_TASK STATEMENT:_
Answer these questions from the comment thread:
1. Which members of the first commenter's household are described as understanding?
2. At what time is the second commenter giggling at the computer screen?
3. How many articles has the third commenter written for the Huffington Post?

_TEXT PASSAGE:_
★ ★ ★ ★ ★
22 thoughts on “#YouKnowYoureAWriterWhen”

  1. I know I am a writer when my cats are understanding (as shown in the pic) and the two-legged individuals of the family are not. 😉
    Thanks, Drew, this is great!

    1. Thank you. I was really uncertain about this sort of post, building my own little meme, finding the right font, and all that.

      I’m really glad you liked it.

  2. This is fantastic! I’m so happy you ran with this. I’m giggling at my computer screen at 7am like a crazy person. Thanks for the shout out. Any day my name is mentioned in a Drew Chial article is a damn fine day.
    That last bit really got me. A top 10 list would be the most popular post, right? Well done. Can’t wait for the next part.

  3. Tip of the hat, Drew, well done sir.

    I definitely relate to the last one, especially where it concerns my Huffington Post output. Of the 24 articles I’ve written for them, covering territory as diverse as environmentalism, suicide, literature, politics and charity, the one that got the most attention was a missive on the quirks of air travel. Face, meet palm, meet You Know You’re A Writer When.
★ ★ ★ ★ ★
_GIVEN DATA:_
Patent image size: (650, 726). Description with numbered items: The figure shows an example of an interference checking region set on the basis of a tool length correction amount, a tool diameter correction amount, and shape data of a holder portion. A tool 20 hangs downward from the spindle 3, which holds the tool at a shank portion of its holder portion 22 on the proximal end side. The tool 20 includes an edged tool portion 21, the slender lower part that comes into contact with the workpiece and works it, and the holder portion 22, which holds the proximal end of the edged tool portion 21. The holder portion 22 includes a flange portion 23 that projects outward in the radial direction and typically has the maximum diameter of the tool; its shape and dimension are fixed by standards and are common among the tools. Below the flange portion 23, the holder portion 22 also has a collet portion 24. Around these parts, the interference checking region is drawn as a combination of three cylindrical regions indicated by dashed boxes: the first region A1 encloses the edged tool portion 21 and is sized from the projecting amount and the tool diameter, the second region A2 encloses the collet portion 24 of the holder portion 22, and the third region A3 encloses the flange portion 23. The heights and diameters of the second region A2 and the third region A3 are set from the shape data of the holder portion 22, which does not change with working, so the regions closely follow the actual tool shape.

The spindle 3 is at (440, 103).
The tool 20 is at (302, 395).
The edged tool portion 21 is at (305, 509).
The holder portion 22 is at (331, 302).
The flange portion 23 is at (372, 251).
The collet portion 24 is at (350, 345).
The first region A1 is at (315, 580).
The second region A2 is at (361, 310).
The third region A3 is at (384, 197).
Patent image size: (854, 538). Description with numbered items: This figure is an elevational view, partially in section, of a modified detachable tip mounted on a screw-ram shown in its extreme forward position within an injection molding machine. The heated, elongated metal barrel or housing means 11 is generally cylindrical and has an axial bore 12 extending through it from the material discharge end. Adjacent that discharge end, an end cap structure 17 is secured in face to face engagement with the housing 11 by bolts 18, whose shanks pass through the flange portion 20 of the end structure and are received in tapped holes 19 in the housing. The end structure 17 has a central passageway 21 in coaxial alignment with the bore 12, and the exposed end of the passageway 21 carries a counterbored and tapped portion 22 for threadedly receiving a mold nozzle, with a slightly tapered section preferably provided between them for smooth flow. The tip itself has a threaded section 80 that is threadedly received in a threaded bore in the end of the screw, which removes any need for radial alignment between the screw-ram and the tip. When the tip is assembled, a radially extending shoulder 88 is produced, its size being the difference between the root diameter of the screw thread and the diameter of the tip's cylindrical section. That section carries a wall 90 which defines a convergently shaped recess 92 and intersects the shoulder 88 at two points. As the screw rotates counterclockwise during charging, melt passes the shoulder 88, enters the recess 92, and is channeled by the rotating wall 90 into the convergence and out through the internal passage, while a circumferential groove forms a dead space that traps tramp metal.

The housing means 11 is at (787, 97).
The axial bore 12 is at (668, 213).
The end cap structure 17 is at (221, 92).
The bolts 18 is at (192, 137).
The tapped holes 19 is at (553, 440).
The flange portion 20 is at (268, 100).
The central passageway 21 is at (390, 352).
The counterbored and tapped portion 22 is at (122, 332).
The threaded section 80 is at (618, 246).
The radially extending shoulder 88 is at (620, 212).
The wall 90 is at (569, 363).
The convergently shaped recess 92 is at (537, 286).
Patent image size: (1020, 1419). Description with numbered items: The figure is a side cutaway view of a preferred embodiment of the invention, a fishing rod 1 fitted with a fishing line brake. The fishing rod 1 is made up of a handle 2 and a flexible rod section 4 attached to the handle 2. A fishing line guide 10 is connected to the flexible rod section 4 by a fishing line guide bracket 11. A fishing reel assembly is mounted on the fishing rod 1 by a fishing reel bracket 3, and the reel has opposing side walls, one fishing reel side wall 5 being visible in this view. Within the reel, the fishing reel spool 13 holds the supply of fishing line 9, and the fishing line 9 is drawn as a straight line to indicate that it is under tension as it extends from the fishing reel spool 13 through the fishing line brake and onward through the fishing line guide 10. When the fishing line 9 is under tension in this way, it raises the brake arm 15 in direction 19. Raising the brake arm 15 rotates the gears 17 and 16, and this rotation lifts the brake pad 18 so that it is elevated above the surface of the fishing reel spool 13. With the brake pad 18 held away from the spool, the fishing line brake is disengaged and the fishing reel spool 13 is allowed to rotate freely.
★ ★ ★ ★ ★
_SOLUTION:_
1. The commenter's cats.
2. At 7am.
3. 24 articles.